--- EXCERPT TO READ ---
┄┄┄┄┄┄┄┄┄┄┄┄┄┄┄┄┄┄┄┄
Guide to Analyzing Large Sample Sets

Introduction

The UK Biobank Research Analysis Platform (UKB RAP) hosts a wide array of biomedical data sampled from hundreds of thousands of individuals across many years, and contains varied types of data ranging from MRI imaging to accelerometer measures. The platform provides the opportunity for researchers to conduct analyses on an increasingly large scale in varied ways (e.g QC-ing the sequencing data, performing whole genome variant calling, or genotyping a particular gene). However, processing data at this magnitude presents RAP researchers with multiple challenges, including how to:
  • encapsulate the analysis algorithm so it runs efficiently on the platform
  • break up the processing of the large data sets into parallel jobs
  • submit and monitor multiple job executions
  • identify and resubmit failed jobs.
In this guide, we will go over an example of how to perform HLA typing on 200K exome samples on the UKB RAP platform in a cost-efficient way. We will then provide guidelines for extending the techniques used in the example to other types of analyses that users may use.
This guide assumes the user has:

HLA Typing Overview

In our example, we'll perform HLA typing on 200K exome samples on the UKB RAP platform. The HLA (human leukocyte antigen) complex is one of the most diverse gene complexes found in humans and plays a central role in human immunity. Mutations in this complex may be linked to autoimmune disorders. Researchers are often interested in identifying mutations in this complex as they can be used to learn more about treatment for various autoimmune conditions like type I diabetes or rheumatoid arthritis.
For this tutorial, the location of the files we need are as follows:
  • The inputs to our HLA typing analysis are
    • 1: The 200K read-mapped samples in a UKB RAP-dispensed project with access to UKB Data-Field 23153, which is found in the folder containing the exome OQFE CRAM files.
    • 2: The reference genome that can be fetched from ftp://ftp.1000genomes.ebi.ac.uk/vol1/ftp/technical/reference/GRCh38_reference_genome/GRCh38_full_analysis_set_plus_decoy_hla.fa using the url_fetcher app and stored in genome_reference folder in your project.
Instance types
  • HLA typing runs independently on each sample, and each sample corresponds to one individual. Doing HLA typing on 1 exome sample takes 11 minutes on a mem1_ssd1_v2_x2 instance.
Outputs
  • We will store the output (HLA type in a file with .genotype.json extension and HLA expression level in a file with .gene.json extension) of the analysis in the "/HLA_process" folder of the RAP-dispensed project.
Since the UK Biobank contains so many samples, the naive way of running one job for each of 200K samples is inefficient because of inefficiencies derived from submitting, scheduling and managing 200,000 jobs. We therefore suggest reducing the total number of jobs by processing a batch of 100 samples in each job.
We recommend to structure the computation in such a way that the runtime of each job is less than a day to decrease the chances of job failure due to spot termination. In the example below, this is achieved by using mem1_ssd1_v2_x2 instances to process a batch of 100 samples in about 19 hours.
┄┄┄┄┄┄┄┄┄┄┄┄┄┄┄┄┄┄┄┄
--- DATASET CONTENT ---
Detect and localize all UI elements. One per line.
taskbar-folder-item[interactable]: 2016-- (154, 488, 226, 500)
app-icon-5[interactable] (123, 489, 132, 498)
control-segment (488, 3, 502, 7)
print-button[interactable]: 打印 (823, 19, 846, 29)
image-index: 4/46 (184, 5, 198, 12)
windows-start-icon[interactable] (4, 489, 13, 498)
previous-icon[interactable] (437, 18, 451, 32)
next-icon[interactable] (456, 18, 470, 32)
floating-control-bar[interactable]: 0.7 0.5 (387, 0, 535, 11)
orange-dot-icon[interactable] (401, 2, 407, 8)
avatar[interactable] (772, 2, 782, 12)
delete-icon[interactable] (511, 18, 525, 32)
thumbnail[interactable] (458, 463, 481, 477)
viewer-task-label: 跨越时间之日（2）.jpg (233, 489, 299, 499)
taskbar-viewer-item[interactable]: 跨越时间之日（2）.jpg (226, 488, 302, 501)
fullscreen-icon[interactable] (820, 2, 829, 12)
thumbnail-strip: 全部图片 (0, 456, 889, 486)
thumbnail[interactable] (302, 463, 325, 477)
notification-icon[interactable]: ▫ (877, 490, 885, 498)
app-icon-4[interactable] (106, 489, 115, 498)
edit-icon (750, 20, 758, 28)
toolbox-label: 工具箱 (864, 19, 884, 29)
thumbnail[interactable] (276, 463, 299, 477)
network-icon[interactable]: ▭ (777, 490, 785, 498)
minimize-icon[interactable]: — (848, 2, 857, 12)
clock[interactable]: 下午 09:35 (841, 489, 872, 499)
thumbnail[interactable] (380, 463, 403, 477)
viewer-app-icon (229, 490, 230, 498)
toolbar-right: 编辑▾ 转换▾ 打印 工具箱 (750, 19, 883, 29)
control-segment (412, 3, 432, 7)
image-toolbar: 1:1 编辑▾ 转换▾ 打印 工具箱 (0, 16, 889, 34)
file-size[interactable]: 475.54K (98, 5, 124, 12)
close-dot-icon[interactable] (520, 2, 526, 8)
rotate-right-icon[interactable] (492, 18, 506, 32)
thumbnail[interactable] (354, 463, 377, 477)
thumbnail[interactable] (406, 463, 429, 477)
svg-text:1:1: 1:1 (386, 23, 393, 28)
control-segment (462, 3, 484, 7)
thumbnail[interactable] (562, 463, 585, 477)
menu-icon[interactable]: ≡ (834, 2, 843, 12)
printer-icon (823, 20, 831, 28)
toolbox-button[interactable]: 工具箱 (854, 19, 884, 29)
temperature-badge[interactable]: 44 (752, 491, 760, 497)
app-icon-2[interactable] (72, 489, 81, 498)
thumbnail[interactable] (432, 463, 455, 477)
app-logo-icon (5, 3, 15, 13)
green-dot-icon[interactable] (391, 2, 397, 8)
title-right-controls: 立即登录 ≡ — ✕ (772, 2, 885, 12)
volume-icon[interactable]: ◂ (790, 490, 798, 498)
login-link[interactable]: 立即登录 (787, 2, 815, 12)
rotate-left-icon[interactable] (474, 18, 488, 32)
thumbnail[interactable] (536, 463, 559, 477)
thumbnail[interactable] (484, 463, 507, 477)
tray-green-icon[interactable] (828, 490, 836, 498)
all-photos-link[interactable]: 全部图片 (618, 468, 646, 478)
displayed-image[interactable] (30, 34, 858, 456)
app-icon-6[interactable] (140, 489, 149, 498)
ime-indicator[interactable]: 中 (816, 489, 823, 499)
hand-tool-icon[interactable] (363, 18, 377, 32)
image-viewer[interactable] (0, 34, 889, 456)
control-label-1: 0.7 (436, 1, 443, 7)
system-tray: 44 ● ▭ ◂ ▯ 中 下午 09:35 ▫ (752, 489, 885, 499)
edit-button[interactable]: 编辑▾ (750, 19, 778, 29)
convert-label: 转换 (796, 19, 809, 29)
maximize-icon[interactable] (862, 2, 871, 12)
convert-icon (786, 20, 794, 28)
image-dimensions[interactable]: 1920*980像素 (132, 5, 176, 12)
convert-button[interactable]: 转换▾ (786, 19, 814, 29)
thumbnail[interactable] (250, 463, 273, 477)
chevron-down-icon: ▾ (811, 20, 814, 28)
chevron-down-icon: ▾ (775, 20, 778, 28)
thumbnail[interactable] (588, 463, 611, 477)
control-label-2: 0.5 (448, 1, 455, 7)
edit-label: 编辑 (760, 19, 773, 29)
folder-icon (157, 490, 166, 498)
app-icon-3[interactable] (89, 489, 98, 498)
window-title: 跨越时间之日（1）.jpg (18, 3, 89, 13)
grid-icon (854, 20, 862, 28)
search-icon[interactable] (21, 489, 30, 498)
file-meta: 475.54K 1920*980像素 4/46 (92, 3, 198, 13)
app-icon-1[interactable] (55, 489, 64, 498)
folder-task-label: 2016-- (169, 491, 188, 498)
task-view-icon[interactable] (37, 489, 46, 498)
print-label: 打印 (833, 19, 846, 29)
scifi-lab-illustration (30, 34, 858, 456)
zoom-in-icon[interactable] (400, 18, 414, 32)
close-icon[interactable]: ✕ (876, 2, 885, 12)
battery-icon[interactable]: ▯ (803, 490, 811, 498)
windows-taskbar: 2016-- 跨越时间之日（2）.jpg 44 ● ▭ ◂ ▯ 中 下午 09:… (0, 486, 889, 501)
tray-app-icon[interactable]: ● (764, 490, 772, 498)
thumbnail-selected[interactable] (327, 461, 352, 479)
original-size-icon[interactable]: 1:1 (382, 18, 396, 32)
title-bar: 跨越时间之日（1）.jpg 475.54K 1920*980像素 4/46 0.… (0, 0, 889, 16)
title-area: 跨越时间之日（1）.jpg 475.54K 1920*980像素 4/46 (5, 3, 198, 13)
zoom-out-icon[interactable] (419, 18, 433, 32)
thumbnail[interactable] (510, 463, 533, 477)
┄┄┄┄┄┄┄┄┄┄┄┄┄┄┄┄┄┄┄┄
--- EXERCISES TO COMPLETE ---
1) In the guide to analyzing large sample sets, copy everything from "The UK Biobank Research" down to "resubmit failed jobs.", replacing "jobs" with "tasks".
2) List the challenges that the guide to analyzing large sample sets says processing data at this magnitude presents to RAP researchers.
3) Answer from the guide to analyzing large sample sets:
(a) How long does HLA typing on one exome sample take on a mem1_ssd1_v2_x2 instance?
(b) What file extension is used for the file holding the HLA expression level?
(c) How many samples does the guide suggest processing in each job?
The material plays no part in this work.

--- EXERCISE RESPONSES ---
1)
The UK Biobank Research Analysis Platform (UKB RAP) hosts a wide array of biomedical data sampled from hundreds of thousands of individuals across many years, and contains varied types of data ranging from MRI imaging to accelerometer measures. The platform provides the opportunity for researchers to conduct analyses on an increasingly large scale in varied ways (e.g QC-ing the sequencing data, performing whole genome variant calling, or genotyping a particular gene). However, processing data at this magnitude presents RAP researchers with multiple challenges, including how to:
  • encapsulate the analysis algorithm so it runs efficiently on the platform
  • break up the processing of the large data sets into parallel tasks
  • submit and monitor multiple job executions
  • identify and resubmit failed tasks.

2)
- Encapsulating the analysis algorithm so it runs efficiently on the platform
- Breaking up the processing of the large data sets into parallel jobs
- Submitting and monitoring multiple job executions
- Identifying and resubmitting failed jobs

3)
(a) 11 minutes
(b) .gene.json
(c) 100